Your objective: Among the records below, find each line that includes the string "image" and copy it.

Dataset extract:
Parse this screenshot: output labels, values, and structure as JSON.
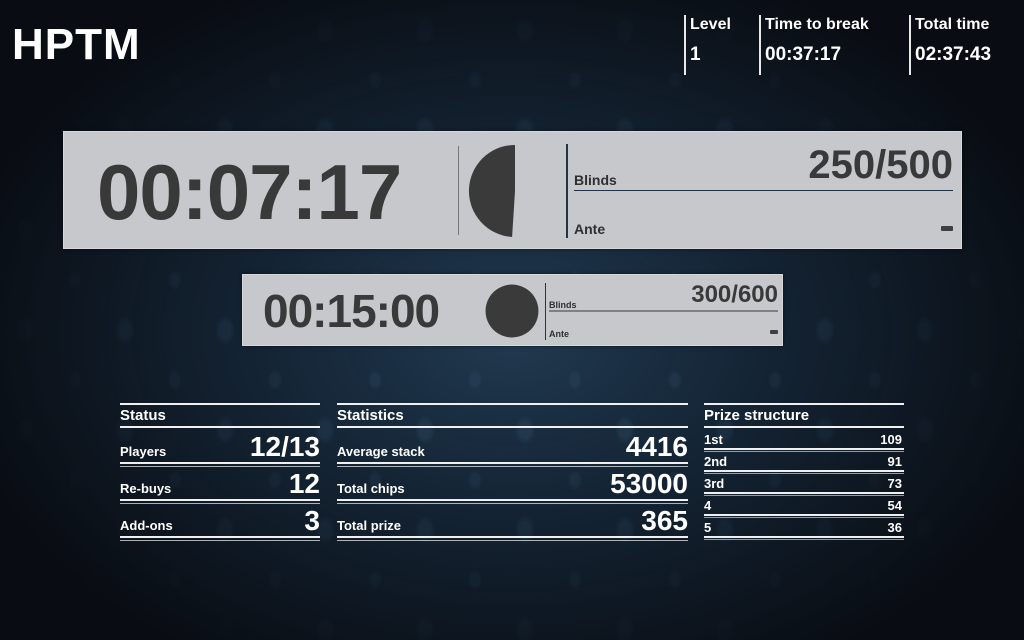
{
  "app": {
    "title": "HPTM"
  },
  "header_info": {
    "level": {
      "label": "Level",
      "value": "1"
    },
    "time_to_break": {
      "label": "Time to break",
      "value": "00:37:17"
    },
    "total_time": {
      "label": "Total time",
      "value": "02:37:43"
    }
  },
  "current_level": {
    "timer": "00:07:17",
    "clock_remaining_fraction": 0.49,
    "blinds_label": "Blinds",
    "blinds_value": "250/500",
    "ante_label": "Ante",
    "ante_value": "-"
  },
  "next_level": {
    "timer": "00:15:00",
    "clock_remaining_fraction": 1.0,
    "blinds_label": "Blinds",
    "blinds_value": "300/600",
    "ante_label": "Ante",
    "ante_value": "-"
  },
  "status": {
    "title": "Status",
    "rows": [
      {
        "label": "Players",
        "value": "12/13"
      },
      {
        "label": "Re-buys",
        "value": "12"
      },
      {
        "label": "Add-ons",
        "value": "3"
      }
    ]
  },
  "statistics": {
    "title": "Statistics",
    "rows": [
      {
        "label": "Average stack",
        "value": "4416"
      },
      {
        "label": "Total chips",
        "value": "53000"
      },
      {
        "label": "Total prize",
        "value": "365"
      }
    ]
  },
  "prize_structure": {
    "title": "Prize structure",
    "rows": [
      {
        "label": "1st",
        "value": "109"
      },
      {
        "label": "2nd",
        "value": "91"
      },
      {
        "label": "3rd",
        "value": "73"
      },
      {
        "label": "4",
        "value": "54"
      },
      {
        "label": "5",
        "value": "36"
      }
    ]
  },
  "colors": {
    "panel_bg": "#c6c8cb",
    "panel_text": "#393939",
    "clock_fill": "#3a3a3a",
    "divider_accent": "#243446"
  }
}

...

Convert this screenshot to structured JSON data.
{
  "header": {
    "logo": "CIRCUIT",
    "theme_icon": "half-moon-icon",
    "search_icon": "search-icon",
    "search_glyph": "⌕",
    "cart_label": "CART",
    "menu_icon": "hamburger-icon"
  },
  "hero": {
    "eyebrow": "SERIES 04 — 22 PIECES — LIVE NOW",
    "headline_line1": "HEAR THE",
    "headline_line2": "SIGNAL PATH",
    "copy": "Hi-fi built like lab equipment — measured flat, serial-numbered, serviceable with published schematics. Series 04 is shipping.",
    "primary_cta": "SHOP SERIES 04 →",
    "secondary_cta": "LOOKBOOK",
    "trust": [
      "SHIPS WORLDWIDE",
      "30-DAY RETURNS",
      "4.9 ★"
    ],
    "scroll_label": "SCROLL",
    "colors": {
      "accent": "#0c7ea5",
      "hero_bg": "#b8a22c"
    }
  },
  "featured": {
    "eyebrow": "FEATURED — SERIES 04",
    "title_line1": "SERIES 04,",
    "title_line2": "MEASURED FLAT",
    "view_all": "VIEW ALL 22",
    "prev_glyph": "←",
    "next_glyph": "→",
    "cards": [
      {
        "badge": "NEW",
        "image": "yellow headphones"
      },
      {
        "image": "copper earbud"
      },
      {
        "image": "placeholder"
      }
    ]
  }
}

Task response:
        "image": "yellow headphones"
        "image": "copper earbud"
        "image": "placeholder"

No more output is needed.